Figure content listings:
+ + +
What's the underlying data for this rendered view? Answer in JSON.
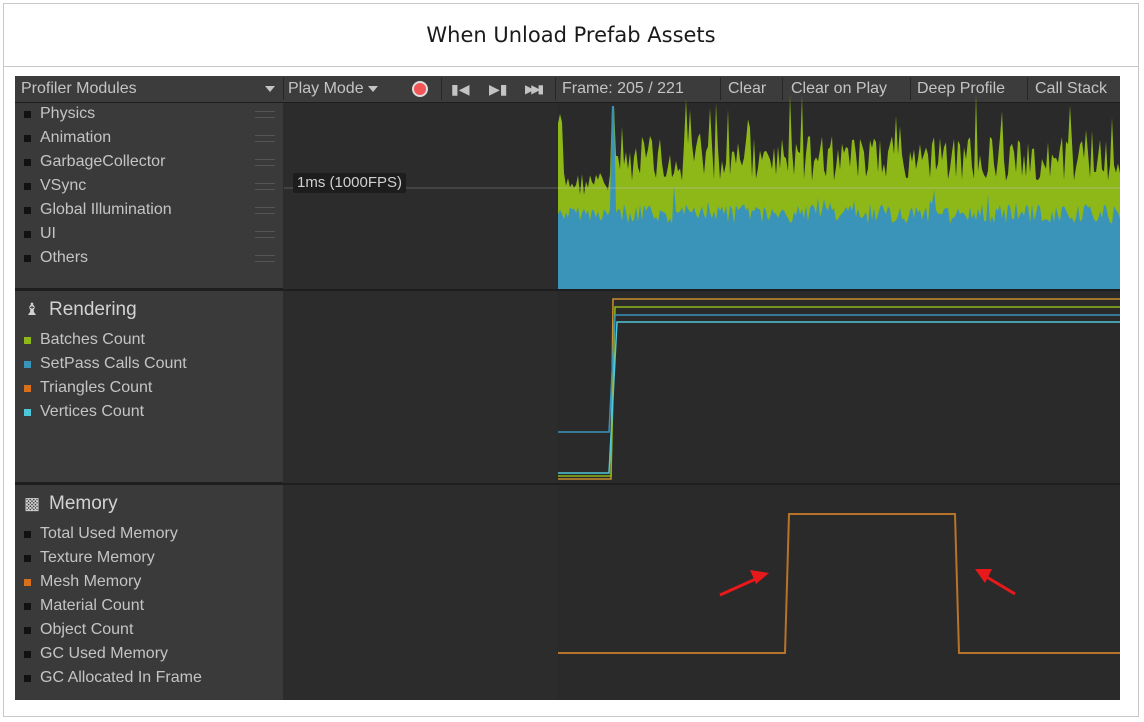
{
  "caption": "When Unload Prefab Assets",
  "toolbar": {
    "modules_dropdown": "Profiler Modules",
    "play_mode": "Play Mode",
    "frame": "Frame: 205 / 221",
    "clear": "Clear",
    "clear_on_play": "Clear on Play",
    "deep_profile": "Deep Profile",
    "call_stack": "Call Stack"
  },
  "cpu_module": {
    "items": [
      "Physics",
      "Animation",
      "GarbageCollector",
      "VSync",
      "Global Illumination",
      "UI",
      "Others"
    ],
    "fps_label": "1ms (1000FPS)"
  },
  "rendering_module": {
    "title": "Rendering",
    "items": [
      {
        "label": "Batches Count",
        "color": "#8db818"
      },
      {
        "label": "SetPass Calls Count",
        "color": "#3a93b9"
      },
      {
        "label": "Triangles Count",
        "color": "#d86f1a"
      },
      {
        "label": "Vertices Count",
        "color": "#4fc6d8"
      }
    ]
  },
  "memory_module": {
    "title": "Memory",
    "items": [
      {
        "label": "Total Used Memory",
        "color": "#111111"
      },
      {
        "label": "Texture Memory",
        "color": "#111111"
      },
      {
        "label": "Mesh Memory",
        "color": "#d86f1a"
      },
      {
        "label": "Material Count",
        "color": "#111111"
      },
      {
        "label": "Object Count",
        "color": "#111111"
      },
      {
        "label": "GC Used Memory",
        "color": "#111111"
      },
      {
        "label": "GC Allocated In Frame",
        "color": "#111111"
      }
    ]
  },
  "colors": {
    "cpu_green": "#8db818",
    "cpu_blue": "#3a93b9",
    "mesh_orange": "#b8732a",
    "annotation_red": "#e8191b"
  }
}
+ + +
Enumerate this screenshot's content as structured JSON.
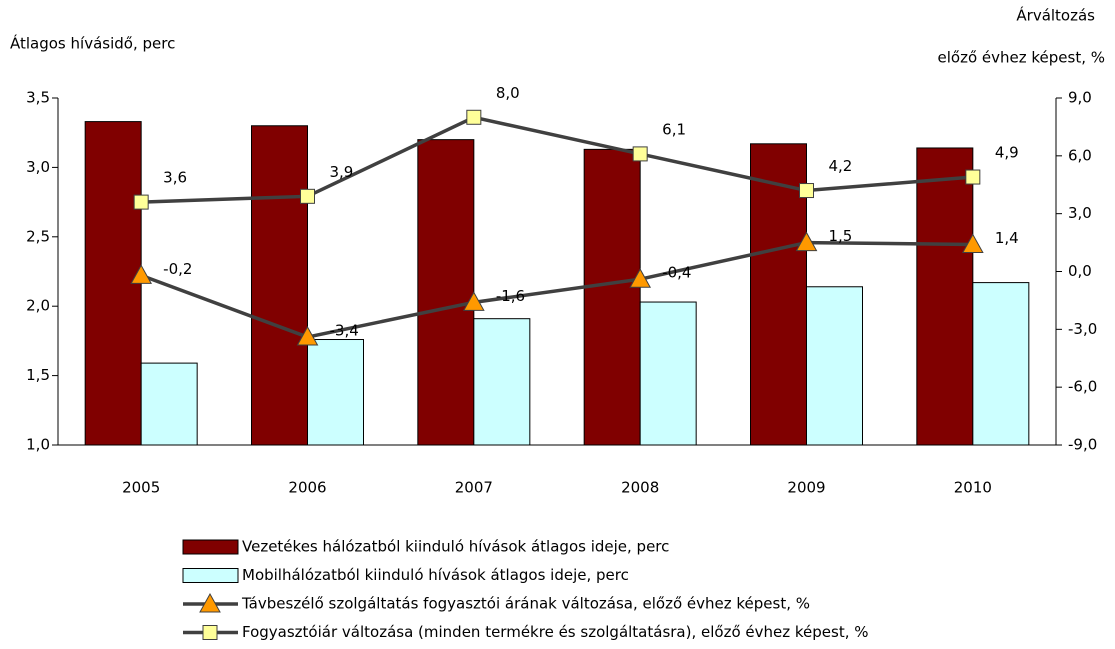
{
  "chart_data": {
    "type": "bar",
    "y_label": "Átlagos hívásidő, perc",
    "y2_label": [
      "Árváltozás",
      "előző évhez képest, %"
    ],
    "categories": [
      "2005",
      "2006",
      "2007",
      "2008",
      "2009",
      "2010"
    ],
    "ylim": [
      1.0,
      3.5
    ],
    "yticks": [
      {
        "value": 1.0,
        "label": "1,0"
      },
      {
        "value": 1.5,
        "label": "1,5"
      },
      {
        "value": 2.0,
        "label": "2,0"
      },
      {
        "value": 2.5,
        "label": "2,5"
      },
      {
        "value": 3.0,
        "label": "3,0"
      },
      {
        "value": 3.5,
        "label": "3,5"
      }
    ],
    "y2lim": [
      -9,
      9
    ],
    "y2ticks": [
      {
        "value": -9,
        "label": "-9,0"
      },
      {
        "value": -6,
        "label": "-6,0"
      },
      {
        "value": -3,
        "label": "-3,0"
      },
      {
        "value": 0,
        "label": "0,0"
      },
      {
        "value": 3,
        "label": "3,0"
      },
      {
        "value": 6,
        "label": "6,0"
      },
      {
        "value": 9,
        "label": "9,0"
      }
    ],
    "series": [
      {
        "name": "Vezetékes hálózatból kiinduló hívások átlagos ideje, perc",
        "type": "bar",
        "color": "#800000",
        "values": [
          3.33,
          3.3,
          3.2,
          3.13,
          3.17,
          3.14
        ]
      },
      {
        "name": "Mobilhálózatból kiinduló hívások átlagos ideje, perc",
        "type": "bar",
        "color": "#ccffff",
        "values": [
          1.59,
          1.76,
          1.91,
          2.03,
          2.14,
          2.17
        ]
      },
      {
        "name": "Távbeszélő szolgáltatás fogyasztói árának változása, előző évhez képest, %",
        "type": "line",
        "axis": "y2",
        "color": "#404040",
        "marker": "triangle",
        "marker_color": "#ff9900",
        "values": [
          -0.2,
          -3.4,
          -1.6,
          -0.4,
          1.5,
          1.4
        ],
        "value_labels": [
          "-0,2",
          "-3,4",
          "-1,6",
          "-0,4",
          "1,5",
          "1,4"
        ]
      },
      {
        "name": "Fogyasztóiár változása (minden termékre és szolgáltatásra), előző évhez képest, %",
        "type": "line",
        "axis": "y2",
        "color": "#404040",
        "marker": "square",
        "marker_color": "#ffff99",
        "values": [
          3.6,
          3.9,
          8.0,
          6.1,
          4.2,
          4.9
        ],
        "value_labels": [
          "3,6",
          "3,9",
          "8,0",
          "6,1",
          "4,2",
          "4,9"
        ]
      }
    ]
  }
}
+ + +
Written problem
Which lines contain the word "Clear"? Return each of them.

Exercise result
    "clear": "Clear",
    "clear_on_play": "Clear on Play",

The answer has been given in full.